-- begin MATERIAL PROVIDED --

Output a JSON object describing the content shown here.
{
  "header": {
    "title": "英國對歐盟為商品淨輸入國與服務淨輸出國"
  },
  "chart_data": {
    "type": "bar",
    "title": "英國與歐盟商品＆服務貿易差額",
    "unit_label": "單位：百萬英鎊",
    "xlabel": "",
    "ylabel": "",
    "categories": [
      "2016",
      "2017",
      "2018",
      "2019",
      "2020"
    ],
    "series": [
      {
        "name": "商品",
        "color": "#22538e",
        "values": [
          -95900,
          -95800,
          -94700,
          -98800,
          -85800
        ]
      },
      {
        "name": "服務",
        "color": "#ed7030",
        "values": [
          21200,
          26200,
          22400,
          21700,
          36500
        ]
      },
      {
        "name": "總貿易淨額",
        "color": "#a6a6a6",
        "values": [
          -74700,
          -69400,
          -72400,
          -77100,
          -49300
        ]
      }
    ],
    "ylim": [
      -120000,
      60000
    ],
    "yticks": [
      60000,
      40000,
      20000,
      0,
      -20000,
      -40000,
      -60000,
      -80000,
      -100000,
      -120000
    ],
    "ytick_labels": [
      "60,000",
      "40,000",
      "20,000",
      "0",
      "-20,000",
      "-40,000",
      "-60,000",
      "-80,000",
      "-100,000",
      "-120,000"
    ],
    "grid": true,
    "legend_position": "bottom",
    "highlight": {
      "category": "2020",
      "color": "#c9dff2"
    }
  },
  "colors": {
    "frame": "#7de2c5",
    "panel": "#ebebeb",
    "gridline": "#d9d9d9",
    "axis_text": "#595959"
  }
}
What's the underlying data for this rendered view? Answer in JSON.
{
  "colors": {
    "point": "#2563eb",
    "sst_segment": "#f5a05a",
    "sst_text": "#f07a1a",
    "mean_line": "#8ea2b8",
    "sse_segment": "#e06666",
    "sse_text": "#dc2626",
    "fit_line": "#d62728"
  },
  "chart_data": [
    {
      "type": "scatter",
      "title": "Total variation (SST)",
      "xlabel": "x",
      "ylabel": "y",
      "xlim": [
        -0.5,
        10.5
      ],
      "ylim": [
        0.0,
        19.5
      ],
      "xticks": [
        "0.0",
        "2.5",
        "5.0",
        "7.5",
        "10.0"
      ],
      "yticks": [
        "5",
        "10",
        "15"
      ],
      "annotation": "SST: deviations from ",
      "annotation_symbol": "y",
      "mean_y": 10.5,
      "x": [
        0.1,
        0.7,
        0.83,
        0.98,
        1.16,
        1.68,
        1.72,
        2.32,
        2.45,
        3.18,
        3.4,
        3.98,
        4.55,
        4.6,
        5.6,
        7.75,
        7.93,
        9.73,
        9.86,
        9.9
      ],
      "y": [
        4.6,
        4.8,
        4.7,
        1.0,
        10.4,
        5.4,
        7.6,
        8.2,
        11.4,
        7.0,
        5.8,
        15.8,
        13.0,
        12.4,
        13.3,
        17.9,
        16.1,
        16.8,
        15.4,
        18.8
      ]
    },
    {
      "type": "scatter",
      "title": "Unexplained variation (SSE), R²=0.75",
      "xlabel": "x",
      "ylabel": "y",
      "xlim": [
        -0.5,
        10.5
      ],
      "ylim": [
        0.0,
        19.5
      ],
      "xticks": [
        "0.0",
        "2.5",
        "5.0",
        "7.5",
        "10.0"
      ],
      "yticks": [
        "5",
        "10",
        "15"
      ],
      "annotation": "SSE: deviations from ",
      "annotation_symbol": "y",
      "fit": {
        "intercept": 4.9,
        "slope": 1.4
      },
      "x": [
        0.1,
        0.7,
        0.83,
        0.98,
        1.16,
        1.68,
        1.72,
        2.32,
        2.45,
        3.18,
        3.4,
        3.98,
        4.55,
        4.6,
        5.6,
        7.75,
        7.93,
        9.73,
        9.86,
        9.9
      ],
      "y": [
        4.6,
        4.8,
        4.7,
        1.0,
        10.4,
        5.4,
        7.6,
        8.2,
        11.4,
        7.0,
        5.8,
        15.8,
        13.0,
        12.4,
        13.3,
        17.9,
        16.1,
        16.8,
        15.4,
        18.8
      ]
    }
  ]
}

-- end MATERIAL PROVIDED --

Every record should be given again exactly.

Output a JSON object describing the content shown here.
{
  "header": {
    "title": "英國對歐盟為商品淨輸入國與服務淨輸出國"
  },
  "chart_data": {
    "type": "bar",
    "title": "英國與歐盟商品＆服務貿易差額",
    "unit_label": "單位：百萬英鎊",
    "xlabel": "",
    "ylabel": "",
    "categories": [
      "2016",
      "2017",
      "2018",
      "2019",
      "2020"
    ],
    "series": [
      {
        "name": "商品",
        "color": "#22538e",
        "values": [
          -95900,
          -95800,
          -94700,
          -98800,
          -85800
        ]
      },
      {
        "name": "服務",
        "color": "#ed7030",
        "values": [
          21200,
          26200,
          22400,
          21700,
          36500
        ]
      },
      {
        "name": "總貿易淨額",
        "color": "#a6a6a6",
        "values": [
          -74700,
          -69400,
          -72400,
          -77100,
          -49300
        ]
      }
    ],
    "ylim": [
      -120000,
      60000
    ],
    "yticks": [
      60000,
      40000,
      20000,
      0,
      -20000,
      -40000,
      -60000,
      -80000,
      -100000,
      -120000
    ],
    "ytick_labels": [
      "60,000",
      "40,000",
      "20,000",
      "0",
      "-20,000",
      "-40,000",
      "-60,000",
      "-80,000",
      "-100,000",
      "-120,000"
    ],
    "grid": true,
    "legend_position": "bottom",
    "highlight": {
      "category": "2020",
      "color": "#c9dff2"
    }
  },
  "colors": {
    "frame": "#7de2c5",
    "panel": "#ebebeb",
    "gridline": "#d9d9d9",
    "axis_text": "#595959"
  }
}
What's the underlying data for this rendered view? Answer in JSON.
{
  "colors": {
    "point": "#2563eb",
    "sst_segment": "#f5a05a",
    "sst_text": "#f07a1a",
    "mean_line": "#8ea2b8",
    "sse_segment": "#e06666",
    "sse_text": "#dc2626",
    "fit_line": "#d62728"
  },
  "chart_data": [
    {
      "type": "scatter",
      "title": "Total variation (SST)",
      "xlabel": "x",
      "ylabel": "y",
      "xlim": [
        -0.5,
        10.5
      ],
      "ylim": [
        0.0,
        19.5
      ],
      "xticks": [
        "0.0",
        "2.5",
        "5.0",
        "7.5",
        "10.0"
      ],
      "yticks": [
        "5",
        "10",
        "15"
      ],
      "annotation": "SST: deviations from ",
      "annotation_symbol": "y",
      "mean_y": 10.5,
      "x": [
        0.1,
        0.7,
        0.83,
        0.98,
        1.16,
        1.68,
        1.72,
        2.32,
        2.45,
        3.18,
        3.4,
        3.98,
        4.55,
        4.6,
        5.6,
        7.75,
        7.93,
        9.73,
        9.86,
        9.9
      ],
      "y": [
        4.6,
        4.8,
        4.7,
        1.0,
        10.4,
        5.4,
        7.6,
        8.2,
        11.4,
        7.0,
        5.8,
        15.8,
        13.0,
        12.4,
        13.3,
        17.9,
        16.1,
        16.8,
        15.4,
        18.8
      ]
    },
    {
      "type": "scatter",
      "title": "Unexplained variation (SSE), R²=0.75",
      "xlabel": "x",
      "ylabel": "y",
      "xlim": [
        -0.5,
        10.5
      ],
      "ylim": [
        0.0,
        19.5
      ],
      "xticks": [
        "0.0",
        "2.5",
        "5.0",
        "7.5",
        "10.0"
      ],
      "yticks": [
        "5",
        "10",
        "15"
      ],
      "annotation": "SSE: deviations from ",
      "annotation_symbol": "y",
      "fit": {
        "intercept": 4.9,
        "slope": 1.4
      },
      "x": [
        0.1,
        0.7,
        0.83,
        0.98,
        1.16,
        1.68,
        1.72,
        2.32,
        2.45,
        3.18,
        3.4,
        3.98,
        4.55,
        4.6,
        5.6,
        7.75,
        7.93,
        9.73,
        9.86,
        9.9
      ],
      "y": [
        4.6,
        4.8,
        4.7,
        1.0,
        10.4,
        5.4,
        7.6,
        8.2,
        11.4,
        7.0,
        5.8,
        15.8,
        13.0,
        12.4,
        13.3,
        17.9,
        16.1,
        16.8,
        15.4,
        18.8
      ]
    }
  ]
}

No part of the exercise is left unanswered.